§ **Selected extract**:
-=-=-

# My first attempt at weathering - Critique



## jonyb (Mar 20, 2011)

I made a first attempt at weathering with a little Kwanzaa Hut that I had. I'm pleased with it, but I'm looking for suggestions to consider on the next one. I'm just going for the older, worn out look.

With this one, I got a couple pieces of chalk, rubbed them on sandpaper into powder, then brushed it on and tried to make it look like something. Some of the process that looks like something was runny and dried, was actually where I dropped some powder on, then brushed it downward. I think that worked out pretty well. It was covered in Matte Clear once I thought I was done. 

*Before*:











*After*:


----------



## sstlaure (Oct 12, 2010)

Weathering looks great, but not sure if a craft shop would be that dirty.

Oh yeah....Quonset hut. Kwanzaa is something completely different.


----------



## tjcruiser (Jan 10, 2010)

sstlaure said:


> Oh yeah....Quonset hut. Kwanzaa is something completely different.


:laugh: I got quite the chuckle out of that ... funny!

John, your weathering looks quite good to me. Nice tone/color. I'm certainly no weathering expert, but I'm wondering if you should add more vertical rust/grime streaks to areas below such items as the corners of window sills, A/C unit, roof stove stack, etc. Grime on real building often tends to be streaky where water streams down in a more concentrated fashion.

Cheers,

TJ


----------



## jonyb (Mar 20, 2011)

sstlaure said:


> Weathering looks great, but not sure if a craft shop would be that dirty.
> 
> Oh yeah....Quonset hut. Kwanzaa is something completely different.


Yeah, don't know what I was thinking.... :laugh:



tjcruiser said:


> :laugh: I got quite the chuckle out of that ... funny!
> 
> John, your weathering looks quite good to me. Nice tone/color. I'm certainly no weathering expert, but I'm wondering if you should add more vertical rust/grime streaks to areas below such items as the corners of window sills, A/C unit, roof stove stack, etc. Grime on real building often tends to be streaky where water streams down in a more concentrated fashion.
> 
> ...

-=-=-

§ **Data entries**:
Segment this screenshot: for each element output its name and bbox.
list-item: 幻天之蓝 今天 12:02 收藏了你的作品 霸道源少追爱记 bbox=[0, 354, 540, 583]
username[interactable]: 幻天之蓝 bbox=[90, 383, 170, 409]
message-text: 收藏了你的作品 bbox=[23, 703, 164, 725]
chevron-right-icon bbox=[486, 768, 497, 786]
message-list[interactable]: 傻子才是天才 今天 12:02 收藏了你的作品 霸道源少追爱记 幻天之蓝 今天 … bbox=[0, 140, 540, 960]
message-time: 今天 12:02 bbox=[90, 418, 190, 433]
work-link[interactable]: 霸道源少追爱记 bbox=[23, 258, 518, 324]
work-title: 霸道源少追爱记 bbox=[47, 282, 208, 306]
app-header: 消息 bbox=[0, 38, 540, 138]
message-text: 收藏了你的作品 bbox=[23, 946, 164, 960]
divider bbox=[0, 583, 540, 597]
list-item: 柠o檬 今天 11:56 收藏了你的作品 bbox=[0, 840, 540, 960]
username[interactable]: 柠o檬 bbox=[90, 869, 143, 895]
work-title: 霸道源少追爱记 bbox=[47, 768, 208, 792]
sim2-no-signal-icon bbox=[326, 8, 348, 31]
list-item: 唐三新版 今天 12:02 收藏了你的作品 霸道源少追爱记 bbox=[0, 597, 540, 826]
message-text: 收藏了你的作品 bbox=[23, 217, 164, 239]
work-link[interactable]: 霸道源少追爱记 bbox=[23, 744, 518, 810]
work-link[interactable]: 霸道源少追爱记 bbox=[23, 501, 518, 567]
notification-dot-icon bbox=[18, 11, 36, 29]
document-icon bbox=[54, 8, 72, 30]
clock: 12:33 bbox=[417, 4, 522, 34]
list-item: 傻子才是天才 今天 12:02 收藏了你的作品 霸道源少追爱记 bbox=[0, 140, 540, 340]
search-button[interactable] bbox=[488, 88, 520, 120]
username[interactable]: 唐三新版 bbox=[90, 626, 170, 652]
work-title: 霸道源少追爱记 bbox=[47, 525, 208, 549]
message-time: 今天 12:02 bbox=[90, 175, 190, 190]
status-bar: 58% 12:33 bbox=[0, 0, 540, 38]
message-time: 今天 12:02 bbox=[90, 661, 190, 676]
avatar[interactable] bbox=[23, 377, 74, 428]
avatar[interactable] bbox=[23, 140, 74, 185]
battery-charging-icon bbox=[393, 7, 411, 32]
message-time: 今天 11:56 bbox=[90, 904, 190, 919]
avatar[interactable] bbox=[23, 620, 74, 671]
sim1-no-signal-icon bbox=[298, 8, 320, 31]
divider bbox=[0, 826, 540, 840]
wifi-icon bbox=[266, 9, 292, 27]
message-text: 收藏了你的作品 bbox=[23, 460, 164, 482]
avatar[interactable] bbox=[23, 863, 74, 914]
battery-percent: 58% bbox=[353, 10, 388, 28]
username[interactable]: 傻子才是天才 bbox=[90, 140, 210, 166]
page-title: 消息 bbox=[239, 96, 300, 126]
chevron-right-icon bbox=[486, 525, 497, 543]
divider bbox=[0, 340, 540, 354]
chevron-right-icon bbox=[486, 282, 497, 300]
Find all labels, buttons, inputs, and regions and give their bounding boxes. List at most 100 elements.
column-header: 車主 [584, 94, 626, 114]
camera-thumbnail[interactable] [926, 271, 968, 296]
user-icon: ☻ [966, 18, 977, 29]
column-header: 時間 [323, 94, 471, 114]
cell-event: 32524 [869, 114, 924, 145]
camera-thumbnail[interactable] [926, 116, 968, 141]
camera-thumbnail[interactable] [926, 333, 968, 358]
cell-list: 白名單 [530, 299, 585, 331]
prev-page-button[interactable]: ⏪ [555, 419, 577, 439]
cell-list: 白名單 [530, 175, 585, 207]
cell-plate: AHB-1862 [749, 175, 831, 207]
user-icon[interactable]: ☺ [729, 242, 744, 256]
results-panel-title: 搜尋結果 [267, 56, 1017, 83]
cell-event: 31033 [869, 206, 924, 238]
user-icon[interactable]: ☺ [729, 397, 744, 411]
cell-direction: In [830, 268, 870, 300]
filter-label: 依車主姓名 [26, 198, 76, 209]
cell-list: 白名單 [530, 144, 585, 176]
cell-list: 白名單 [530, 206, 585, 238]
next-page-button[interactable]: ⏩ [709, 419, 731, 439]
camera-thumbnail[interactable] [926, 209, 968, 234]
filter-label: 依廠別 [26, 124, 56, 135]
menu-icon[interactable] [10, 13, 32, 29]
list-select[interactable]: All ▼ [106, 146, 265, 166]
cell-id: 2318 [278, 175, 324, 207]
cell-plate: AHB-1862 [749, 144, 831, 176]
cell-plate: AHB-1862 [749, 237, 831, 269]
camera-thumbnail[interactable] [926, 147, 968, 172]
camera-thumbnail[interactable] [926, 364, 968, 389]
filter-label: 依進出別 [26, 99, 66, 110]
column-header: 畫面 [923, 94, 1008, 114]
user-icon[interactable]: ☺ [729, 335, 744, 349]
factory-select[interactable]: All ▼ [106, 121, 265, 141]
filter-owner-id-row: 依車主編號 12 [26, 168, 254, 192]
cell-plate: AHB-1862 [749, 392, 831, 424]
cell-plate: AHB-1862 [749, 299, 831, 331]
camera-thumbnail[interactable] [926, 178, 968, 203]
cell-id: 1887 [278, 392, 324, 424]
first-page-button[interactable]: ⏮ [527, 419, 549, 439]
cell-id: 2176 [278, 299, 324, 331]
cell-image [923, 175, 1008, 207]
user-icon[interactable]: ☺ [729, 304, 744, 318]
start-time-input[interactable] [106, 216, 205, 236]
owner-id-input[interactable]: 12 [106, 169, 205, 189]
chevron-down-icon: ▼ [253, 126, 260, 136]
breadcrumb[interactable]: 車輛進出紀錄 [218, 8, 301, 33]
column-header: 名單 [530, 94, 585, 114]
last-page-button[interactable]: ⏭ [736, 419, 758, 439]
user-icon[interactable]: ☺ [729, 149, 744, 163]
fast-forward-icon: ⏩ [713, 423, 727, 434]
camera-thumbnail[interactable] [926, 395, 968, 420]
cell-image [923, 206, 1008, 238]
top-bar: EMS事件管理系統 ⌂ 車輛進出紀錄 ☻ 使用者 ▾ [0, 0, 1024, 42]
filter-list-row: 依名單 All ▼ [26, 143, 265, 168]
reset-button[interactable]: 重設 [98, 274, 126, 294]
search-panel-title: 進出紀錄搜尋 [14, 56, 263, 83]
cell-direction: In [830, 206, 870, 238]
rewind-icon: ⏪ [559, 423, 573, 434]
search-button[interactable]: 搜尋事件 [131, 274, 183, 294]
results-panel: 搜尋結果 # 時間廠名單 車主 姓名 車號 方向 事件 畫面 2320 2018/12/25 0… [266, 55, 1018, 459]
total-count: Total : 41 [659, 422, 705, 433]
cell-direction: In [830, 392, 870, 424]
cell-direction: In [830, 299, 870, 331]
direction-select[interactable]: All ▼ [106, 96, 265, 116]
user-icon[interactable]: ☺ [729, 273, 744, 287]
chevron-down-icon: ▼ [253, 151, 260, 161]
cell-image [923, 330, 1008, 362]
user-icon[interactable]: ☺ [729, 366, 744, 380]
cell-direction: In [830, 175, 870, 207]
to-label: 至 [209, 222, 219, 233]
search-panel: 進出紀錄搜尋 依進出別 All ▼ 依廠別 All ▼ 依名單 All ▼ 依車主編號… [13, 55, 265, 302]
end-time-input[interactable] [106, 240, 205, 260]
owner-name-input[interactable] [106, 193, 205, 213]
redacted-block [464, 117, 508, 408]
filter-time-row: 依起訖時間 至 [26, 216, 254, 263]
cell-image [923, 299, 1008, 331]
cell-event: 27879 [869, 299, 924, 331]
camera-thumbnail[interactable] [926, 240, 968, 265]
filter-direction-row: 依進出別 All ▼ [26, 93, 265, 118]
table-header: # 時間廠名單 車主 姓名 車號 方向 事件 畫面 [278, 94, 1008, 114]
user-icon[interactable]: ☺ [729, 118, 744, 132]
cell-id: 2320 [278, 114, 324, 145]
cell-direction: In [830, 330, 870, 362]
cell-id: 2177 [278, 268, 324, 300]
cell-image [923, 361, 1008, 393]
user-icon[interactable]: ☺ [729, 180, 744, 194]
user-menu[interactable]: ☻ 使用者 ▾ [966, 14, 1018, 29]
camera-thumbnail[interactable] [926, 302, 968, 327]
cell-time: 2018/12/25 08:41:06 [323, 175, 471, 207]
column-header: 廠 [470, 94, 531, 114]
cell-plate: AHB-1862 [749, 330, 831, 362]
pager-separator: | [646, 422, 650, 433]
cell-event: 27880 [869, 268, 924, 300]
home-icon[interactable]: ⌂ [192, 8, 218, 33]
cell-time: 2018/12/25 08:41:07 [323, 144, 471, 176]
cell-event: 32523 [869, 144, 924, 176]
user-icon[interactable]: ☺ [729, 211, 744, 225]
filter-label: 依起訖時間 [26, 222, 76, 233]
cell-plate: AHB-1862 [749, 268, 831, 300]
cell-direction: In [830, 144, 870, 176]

-=-=-

§ **Written exercise**: In the weathering thread, what did jonyb cover the hut with once the weathering was finished?

§ **Answer to the exercise**: Matte Clear.